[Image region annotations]
________________________________________
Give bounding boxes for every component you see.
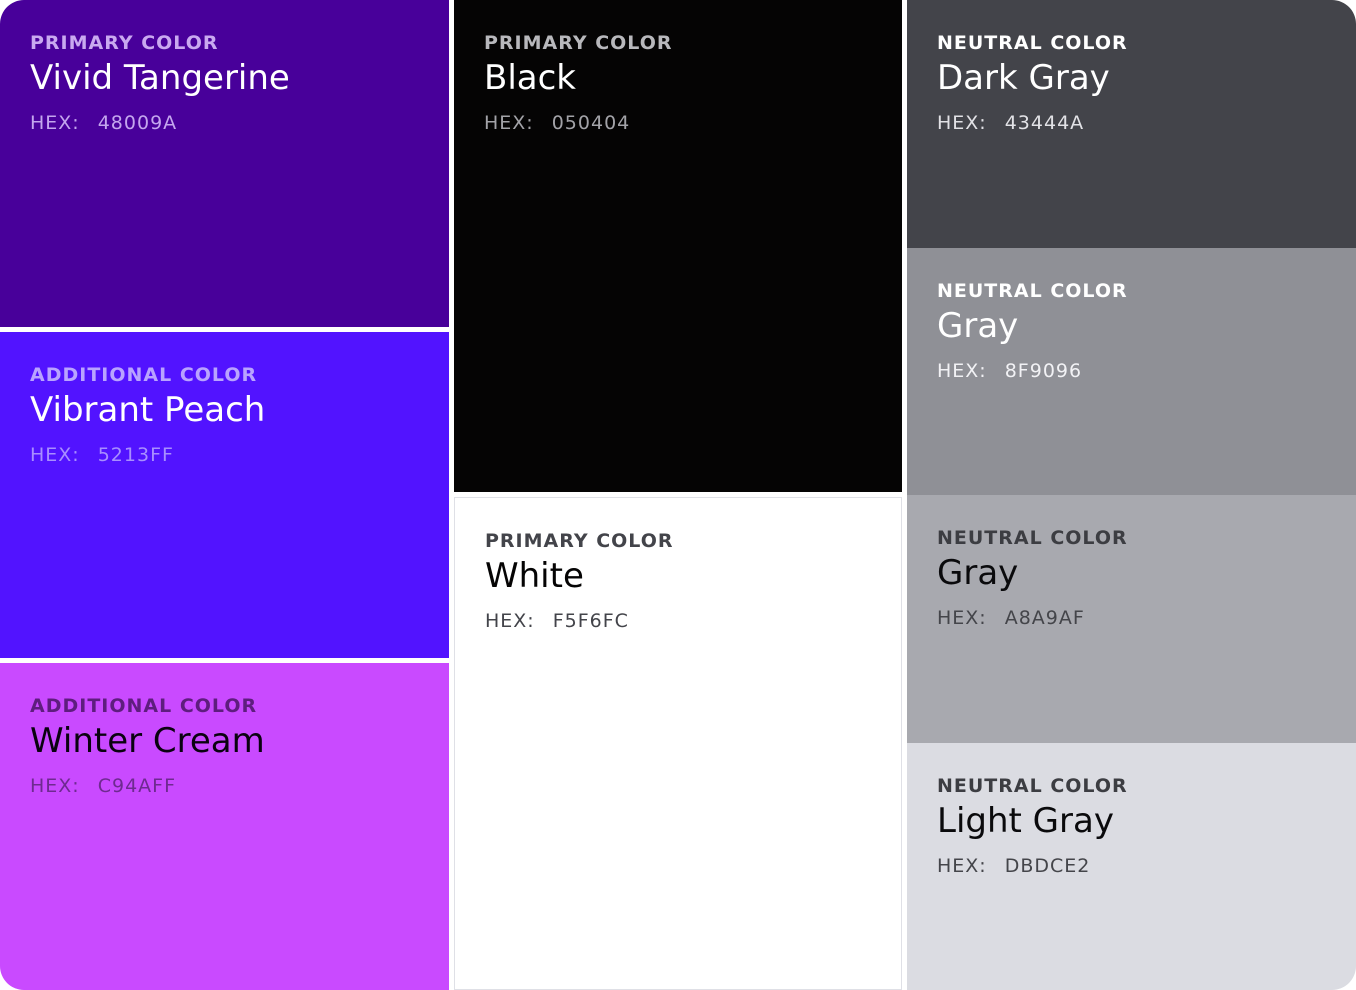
hex-value: C94AFF	[97, 775, 177, 797]
swatch-name: White	[485, 556, 584, 596]
swatch-hex: HEX: A8A9AF	[937, 605, 1326, 631]
swatch-name: Dark Gray	[937, 58, 1110, 98]
swatch-name: Light Gray	[937, 801, 1114, 841]
swatch-category: NEUTRAL COLOR	[937, 775, 1128, 797]
hex-label: HEX:	[30, 444, 80, 466]
hex-label: HEX:	[30, 775, 80, 797]
hex-label: HEX:	[937, 855, 987, 877]
hex-value: F5F6FC	[552, 610, 629, 632]
swatch-category: PRIMARY COLOR	[30, 32, 219, 54]
swatch-category: NEUTRAL COLOR	[937, 280, 1128, 302]
swatch-name: Gray	[937, 553, 1019, 593]
hex-value: 43444A	[1004, 112, 1085, 134]
swatch-name: Winter Cream	[30, 721, 265, 761]
hex-value: DBDCE2	[1004, 855, 1091, 877]
swatch-name: Vivid Tangerine	[30, 58, 290, 98]
hex-label: HEX:	[937, 112, 987, 134]
swatch-hex: HEX: 48009A	[30, 110, 419, 136]
swatch-gray: NEUTRAL COLOR Gray HEX: 8F9096	[907, 248, 1356, 495]
hex-label: HEX:	[484, 112, 534, 134]
swatch-vivid-tangerine: PRIMARY COLOR Vivid Tangerine HEX: 48009A	[0, 0, 449, 327]
hex-value: 050404	[551, 112, 631, 134]
color-palette: PRIMARY COLOR Vivid Tangerine HEX: 48009A…	[0, 0, 1356, 990]
swatch-category: ADDITIONAL COLOR	[30, 364, 258, 386]
hex-label: HEX:	[937, 607, 987, 629]
swatch-category: PRIMARY COLOR	[485, 530, 674, 552]
swatch-light-gray: NEUTRAL COLOR Light Gray HEX: DBDCE2	[907, 743, 1356, 990]
swatch-vibrant-peach: ADDITIONAL COLOR Vibrant Peach HEX: 5213F…	[0, 332, 449, 658]
swatch-category: PRIMARY COLOR	[484, 32, 673, 54]
swatch-hex: HEX: F5F6FC	[485, 608, 871, 634]
hex-value: 48009A	[97, 112, 178, 134]
swatch-winter-cream: ADDITIONAL COLOR Winter Cream HEX: C94AFF	[0, 663, 449, 990]
swatch-hex: HEX: C94AFF	[30, 773, 419, 799]
swatch-name: Gray	[937, 306, 1019, 346]
swatch-hex: HEX: 8F9096	[937, 358, 1326, 384]
swatch-category: NEUTRAL COLOR	[937, 32, 1128, 54]
swatch-hex: HEX: DBDCE2	[937, 853, 1326, 879]
swatch-hex: HEX: 43444A	[937, 110, 1326, 136]
hex-label: HEX:	[937, 360, 987, 382]
hex-value: 5213FF	[97, 444, 174, 466]
hex-label: HEX:	[485, 610, 535, 632]
hex-value: 8F9096	[1004, 360, 1083, 382]
swatch-name: Vibrant Peach	[30, 390, 266, 430]
swatch-hex: HEX: 5213FF	[30, 442, 419, 468]
hex-value: A8A9AF	[1004, 607, 1085, 629]
swatch-name: Black	[484, 58, 576, 98]
swatch-black: PRIMARY COLOR Black HEX: 050404	[454, 0, 902, 492]
swatch-hex: HEX: 050404	[484, 110, 872, 136]
swatch-category: NEUTRAL COLOR	[937, 527, 1128, 549]
swatch-white: PRIMARY COLOR White HEX: F5F6FC	[454, 497, 902, 990]
swatch-category: ADDITIONAL COLOR	[30, 695, 258, 717]
swatch-gray-medium: NEUTRAL COLOR Gray HEX: A8A9AF	[907, 495, 1356, 743]
hex-label: HEX:	[30, 112, 80, 134]
swatch-dark-gray: NEUTRAL COLOR Dark Gray HEX: 43444A	[907, 0, 1356, 248]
________________________________________
**Given problem**
Collect every line of the records above that holds the word "PRIMARY" and copy each one out.

**Response to the task**
swatch-category: PRIMARY COLOR	[30, 32, 219, 54]
swatch-vivid-tangerine: PRIMARY COLOR Vivid Tangerine HEX: 48009A	[0, 0, 449, 327]
color-palette: PRIMARY COLOR Vivid Tangerine HEX: 48009A…	[0, 0, 1356, 990]
swatch-category: PRIMARY COLOR	[485, 530, 674, 552]
swatch-category: PRIMARY COLOR	[484, 32, 673, 54]
swatch-black: PRIMARY COLOR Black HEX: 050404	[454, 0, 902, 492]
swatch-white: PRIMARY COLOR White HEX: F5F6FC	[454, 497, 902, 990]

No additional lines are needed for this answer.